### Written request:
Where a line contains the word "title", copy that line.

— Start of Task data —

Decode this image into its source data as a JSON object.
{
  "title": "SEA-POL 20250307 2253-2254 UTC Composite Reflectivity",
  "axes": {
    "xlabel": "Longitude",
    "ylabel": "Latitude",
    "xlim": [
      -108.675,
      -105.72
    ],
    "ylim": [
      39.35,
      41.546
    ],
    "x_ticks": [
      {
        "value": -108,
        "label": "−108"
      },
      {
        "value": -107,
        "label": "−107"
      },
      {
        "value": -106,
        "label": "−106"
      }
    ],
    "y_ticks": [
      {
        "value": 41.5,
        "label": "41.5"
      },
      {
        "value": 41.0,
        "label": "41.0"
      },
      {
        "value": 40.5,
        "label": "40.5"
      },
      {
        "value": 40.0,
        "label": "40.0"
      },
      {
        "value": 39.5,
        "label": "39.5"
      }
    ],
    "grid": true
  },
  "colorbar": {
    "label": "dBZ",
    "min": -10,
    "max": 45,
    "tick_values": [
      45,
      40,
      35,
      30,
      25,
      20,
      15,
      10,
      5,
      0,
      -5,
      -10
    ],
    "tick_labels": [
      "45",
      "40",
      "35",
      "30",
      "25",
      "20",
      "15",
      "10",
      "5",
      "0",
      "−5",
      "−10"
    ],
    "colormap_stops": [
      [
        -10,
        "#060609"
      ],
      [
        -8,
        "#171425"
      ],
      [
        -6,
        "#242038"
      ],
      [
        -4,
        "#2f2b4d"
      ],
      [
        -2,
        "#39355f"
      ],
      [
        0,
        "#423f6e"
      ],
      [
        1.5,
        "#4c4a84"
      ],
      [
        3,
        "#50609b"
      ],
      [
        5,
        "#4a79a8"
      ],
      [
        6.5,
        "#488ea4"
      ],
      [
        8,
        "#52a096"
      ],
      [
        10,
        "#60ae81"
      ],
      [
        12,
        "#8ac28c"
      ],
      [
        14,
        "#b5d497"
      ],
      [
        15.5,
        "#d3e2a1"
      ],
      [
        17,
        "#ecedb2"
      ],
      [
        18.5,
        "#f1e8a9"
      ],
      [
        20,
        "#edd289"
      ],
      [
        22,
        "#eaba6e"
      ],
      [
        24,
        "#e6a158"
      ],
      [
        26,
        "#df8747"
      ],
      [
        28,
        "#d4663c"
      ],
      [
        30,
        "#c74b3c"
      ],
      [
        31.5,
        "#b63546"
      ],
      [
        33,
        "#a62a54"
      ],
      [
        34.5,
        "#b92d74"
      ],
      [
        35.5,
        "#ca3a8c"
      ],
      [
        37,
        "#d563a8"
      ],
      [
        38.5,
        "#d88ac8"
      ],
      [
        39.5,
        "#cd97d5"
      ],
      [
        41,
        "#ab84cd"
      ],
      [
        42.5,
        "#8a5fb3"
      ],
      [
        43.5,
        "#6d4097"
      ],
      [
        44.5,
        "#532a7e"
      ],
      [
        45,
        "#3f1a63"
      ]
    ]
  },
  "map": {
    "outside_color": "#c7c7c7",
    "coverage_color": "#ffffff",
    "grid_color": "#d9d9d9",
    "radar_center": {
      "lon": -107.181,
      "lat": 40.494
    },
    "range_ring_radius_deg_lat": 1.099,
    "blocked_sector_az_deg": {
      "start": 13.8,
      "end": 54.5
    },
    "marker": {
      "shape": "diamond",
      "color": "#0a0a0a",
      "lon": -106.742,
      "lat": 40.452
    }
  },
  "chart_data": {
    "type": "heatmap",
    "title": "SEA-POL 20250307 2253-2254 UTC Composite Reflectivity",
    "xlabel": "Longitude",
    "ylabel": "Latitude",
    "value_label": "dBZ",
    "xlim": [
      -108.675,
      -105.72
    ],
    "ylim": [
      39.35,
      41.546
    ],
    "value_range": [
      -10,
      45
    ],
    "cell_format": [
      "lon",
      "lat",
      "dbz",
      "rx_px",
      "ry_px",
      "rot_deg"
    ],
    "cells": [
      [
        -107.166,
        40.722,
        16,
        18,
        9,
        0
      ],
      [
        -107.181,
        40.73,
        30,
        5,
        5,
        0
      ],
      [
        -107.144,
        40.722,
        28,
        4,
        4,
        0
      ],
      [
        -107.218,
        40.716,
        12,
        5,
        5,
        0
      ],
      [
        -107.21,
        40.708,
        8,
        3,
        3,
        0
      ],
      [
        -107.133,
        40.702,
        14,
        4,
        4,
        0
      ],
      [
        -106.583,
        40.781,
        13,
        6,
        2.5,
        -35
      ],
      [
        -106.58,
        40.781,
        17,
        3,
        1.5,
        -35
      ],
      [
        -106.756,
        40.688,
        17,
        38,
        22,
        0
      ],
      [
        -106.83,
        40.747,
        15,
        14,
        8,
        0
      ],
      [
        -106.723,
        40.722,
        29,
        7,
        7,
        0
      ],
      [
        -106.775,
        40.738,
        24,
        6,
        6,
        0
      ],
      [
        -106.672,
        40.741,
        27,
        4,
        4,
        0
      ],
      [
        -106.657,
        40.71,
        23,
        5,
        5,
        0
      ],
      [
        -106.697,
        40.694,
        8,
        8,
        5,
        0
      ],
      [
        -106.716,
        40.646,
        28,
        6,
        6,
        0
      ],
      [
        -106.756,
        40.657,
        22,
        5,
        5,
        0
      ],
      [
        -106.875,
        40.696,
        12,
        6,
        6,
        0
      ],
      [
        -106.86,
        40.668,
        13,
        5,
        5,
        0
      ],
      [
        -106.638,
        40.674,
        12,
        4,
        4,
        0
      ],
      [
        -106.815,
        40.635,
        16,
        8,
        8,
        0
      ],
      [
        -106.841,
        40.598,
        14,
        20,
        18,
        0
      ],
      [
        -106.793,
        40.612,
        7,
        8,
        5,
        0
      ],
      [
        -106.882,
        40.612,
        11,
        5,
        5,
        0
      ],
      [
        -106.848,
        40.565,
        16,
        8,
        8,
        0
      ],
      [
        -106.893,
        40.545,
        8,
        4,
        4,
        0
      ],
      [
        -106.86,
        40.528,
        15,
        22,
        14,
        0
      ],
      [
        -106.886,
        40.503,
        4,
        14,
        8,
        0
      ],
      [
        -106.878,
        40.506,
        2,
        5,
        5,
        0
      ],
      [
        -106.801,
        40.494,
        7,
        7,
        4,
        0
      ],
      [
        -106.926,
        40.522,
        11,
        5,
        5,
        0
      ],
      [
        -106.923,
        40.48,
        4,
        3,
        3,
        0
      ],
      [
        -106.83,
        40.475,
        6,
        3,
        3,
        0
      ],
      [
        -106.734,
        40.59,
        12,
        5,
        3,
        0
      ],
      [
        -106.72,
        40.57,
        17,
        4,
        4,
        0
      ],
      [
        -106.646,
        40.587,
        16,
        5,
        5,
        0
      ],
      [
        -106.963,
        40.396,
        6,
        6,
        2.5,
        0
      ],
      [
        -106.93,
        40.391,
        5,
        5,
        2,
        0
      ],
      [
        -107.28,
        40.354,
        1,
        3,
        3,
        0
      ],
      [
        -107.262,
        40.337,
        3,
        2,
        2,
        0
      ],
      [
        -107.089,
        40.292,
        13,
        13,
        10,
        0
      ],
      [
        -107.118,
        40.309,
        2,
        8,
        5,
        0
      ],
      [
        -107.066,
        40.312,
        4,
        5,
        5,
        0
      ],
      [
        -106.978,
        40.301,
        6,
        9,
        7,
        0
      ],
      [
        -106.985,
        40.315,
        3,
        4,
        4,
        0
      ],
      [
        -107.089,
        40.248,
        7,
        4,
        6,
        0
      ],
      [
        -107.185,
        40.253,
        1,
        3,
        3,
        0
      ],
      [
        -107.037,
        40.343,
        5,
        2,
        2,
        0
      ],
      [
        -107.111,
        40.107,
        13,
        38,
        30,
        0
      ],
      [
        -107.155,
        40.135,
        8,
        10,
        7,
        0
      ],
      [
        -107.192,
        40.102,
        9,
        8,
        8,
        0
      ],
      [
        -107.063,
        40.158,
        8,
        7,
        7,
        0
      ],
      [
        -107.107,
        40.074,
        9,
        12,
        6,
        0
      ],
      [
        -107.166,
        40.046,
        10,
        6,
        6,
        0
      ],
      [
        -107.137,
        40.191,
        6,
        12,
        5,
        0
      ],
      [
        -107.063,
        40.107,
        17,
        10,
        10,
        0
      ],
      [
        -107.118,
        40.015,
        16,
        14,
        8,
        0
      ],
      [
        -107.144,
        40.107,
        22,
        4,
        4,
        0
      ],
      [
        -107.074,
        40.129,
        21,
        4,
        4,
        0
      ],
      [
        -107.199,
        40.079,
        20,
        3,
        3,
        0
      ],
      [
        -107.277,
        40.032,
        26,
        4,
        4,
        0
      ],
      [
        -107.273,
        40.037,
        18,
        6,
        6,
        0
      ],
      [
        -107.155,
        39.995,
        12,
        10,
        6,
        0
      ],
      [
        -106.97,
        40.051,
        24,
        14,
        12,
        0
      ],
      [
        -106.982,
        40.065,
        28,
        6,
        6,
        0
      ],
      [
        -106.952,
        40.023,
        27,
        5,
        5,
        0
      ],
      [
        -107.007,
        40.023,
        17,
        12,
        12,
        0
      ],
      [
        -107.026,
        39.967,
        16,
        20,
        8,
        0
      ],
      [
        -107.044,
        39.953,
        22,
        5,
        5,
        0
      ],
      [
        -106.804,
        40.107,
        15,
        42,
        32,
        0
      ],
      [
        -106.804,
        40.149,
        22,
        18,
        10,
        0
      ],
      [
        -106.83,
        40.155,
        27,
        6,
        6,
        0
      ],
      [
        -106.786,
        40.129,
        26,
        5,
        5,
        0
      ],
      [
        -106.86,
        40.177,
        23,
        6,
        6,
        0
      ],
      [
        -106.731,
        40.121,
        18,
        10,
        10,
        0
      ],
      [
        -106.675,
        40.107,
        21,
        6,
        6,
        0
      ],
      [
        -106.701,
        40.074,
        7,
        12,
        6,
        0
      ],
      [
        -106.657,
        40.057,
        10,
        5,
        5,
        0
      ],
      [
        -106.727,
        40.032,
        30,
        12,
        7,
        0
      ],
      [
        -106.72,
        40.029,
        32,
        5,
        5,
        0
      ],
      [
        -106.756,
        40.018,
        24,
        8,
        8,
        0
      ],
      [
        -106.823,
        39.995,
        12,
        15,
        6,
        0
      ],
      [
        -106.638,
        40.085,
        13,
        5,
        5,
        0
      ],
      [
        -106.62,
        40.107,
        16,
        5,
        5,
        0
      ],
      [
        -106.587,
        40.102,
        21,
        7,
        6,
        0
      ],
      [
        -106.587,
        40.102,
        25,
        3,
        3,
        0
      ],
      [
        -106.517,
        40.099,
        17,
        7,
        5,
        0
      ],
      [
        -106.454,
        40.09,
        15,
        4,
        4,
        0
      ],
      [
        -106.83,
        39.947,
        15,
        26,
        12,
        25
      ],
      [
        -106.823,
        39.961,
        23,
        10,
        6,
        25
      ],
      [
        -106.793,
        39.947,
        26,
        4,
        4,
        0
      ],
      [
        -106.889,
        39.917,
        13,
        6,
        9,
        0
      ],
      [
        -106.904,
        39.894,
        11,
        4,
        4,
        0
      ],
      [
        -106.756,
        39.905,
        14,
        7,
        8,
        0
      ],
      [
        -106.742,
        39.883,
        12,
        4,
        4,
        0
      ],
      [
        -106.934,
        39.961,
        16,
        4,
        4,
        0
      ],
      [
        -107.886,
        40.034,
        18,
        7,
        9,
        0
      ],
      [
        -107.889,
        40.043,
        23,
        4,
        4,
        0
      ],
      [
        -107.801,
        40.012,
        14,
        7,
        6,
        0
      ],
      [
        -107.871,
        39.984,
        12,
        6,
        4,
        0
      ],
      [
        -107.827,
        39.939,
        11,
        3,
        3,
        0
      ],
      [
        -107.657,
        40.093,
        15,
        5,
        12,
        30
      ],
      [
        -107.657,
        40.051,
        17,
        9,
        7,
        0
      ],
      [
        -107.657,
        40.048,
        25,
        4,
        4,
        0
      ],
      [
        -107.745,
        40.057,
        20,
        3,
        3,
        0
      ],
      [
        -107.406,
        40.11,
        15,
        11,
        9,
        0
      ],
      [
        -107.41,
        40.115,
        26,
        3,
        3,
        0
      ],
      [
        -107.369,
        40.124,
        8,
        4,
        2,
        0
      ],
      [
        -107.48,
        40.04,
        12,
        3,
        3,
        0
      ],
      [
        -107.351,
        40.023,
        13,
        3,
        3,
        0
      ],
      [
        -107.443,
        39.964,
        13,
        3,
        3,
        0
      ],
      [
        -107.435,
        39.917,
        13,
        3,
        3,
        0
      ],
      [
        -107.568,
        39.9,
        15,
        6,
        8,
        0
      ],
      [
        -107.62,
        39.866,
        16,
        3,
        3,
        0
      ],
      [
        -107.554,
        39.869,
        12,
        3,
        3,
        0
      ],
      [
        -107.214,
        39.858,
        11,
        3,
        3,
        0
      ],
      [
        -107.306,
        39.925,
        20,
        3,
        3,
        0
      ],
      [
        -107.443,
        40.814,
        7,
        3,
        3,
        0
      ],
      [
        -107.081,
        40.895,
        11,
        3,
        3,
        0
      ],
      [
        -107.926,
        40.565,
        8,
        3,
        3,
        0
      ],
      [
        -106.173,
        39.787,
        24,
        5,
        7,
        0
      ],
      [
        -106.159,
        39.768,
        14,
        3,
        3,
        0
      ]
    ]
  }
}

— End of Task data —

### Response below:
  "title": "SEA-POL 20250307 2253-2254 UTC Composite Reflectivity",
    "title": "SEA-POL 20250307 2253-2254 UTC Composite Reflectivity",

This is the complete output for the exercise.